What is required: Collect each line of the records containing the string "name".

Data listing:

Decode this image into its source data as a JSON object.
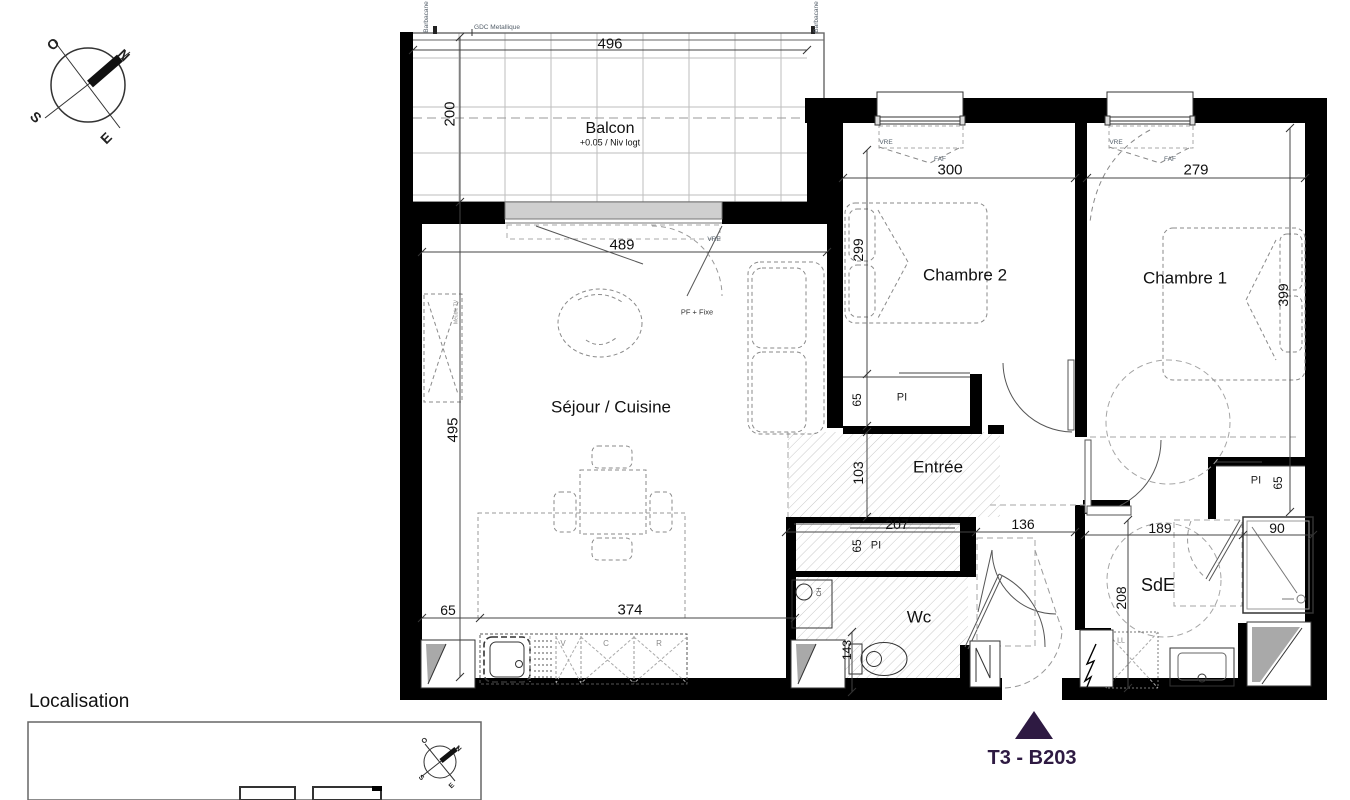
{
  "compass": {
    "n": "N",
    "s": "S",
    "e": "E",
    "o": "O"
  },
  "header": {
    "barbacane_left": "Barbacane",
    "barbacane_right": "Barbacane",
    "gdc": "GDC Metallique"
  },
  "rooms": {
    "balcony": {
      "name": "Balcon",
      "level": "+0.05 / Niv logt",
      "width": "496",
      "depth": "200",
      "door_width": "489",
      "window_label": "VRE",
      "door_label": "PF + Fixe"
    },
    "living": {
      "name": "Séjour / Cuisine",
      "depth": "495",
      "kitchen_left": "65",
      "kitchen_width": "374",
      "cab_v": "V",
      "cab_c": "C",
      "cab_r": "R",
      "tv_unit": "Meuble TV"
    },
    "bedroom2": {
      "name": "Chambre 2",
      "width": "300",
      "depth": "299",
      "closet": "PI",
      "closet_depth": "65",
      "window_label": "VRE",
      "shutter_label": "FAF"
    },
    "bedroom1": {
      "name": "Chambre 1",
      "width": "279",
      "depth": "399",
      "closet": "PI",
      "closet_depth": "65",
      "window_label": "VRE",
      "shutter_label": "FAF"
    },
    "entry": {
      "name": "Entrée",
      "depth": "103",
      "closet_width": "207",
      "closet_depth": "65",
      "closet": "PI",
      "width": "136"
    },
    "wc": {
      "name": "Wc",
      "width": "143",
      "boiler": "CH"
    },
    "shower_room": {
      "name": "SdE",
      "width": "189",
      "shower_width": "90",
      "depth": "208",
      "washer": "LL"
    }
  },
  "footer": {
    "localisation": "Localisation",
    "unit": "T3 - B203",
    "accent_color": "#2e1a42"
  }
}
==
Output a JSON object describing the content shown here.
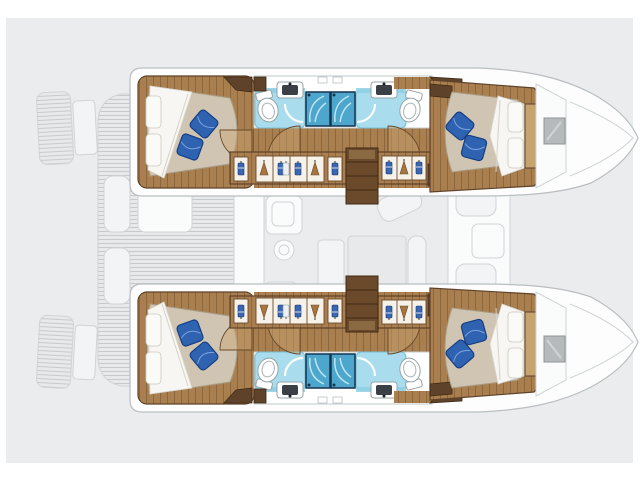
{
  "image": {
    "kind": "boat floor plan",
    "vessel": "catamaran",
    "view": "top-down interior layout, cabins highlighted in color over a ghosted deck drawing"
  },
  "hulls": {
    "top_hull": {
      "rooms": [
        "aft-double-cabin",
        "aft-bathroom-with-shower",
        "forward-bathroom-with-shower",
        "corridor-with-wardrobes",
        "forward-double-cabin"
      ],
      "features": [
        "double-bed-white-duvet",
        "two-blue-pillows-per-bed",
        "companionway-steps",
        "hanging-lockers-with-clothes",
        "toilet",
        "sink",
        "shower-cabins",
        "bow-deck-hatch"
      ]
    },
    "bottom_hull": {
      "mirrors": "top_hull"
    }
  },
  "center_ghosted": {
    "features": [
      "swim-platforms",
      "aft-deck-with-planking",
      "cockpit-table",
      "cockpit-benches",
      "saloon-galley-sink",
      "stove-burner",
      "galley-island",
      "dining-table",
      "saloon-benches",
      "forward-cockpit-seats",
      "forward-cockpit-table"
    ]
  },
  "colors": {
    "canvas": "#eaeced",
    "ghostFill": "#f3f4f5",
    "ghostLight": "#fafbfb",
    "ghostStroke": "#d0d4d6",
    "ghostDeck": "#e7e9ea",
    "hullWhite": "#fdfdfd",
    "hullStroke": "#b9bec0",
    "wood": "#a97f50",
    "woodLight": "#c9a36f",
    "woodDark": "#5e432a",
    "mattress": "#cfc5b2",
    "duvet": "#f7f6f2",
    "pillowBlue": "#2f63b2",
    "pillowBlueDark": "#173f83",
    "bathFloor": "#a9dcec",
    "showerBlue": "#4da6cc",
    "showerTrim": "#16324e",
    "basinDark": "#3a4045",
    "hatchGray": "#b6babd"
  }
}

In response:
      "name": "Balcon",
      "name": "Séjour / Cuisine",
      "name": "Chambre 2",
      "name": "Chambre 1",
      "name": "Entrée",
      "name": "Wc",
      "name": "SdE",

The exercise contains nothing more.